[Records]
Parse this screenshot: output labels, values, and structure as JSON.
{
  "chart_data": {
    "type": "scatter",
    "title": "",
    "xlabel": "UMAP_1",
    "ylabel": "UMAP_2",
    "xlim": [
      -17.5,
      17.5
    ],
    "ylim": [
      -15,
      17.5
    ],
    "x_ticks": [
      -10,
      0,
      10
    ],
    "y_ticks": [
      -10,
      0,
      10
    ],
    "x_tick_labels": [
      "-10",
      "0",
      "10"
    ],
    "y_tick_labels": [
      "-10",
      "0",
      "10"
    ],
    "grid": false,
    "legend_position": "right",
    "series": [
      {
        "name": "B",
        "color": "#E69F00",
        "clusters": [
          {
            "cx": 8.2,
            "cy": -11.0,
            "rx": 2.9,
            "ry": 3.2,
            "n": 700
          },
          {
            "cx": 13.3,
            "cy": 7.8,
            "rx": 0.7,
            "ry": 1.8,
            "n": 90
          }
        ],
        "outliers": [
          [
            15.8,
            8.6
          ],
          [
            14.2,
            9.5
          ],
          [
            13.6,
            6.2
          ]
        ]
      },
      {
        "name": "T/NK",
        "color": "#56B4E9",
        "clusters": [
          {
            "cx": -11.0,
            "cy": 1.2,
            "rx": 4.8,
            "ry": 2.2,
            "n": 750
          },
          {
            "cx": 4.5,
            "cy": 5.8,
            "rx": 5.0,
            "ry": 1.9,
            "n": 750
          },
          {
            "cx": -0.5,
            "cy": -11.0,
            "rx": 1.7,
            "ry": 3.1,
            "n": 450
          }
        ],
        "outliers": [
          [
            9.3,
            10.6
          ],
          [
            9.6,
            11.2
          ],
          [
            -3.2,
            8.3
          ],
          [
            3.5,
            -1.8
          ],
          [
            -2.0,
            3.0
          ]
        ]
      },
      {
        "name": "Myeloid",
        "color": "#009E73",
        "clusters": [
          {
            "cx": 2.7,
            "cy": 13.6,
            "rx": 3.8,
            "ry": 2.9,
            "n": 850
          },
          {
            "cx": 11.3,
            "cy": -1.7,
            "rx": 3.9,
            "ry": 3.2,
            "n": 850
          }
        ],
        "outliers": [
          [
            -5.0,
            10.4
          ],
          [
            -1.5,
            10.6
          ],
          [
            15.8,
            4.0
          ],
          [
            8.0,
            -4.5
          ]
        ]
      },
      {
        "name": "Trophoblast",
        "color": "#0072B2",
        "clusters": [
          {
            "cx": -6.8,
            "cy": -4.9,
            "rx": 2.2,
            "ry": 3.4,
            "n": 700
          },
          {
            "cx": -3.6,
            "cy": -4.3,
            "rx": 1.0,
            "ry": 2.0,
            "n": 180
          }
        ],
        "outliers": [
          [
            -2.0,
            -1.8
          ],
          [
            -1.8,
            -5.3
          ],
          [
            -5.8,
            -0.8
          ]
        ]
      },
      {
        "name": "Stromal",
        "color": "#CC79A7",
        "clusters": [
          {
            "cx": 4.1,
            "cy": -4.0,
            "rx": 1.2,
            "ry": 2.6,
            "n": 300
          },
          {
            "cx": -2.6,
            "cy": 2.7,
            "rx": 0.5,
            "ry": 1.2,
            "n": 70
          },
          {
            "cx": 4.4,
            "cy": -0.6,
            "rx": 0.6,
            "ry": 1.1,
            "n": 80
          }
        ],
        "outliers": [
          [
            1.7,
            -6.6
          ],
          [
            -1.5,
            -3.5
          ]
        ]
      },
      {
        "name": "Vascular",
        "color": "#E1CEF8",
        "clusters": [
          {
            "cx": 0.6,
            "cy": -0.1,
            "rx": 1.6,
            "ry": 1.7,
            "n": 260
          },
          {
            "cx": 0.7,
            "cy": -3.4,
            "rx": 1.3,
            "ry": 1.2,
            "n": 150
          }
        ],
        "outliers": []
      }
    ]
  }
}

What you should do »
In the records above, tally the lines where the word "color" appears, and give the number and nothing else.

Exercise solution »
6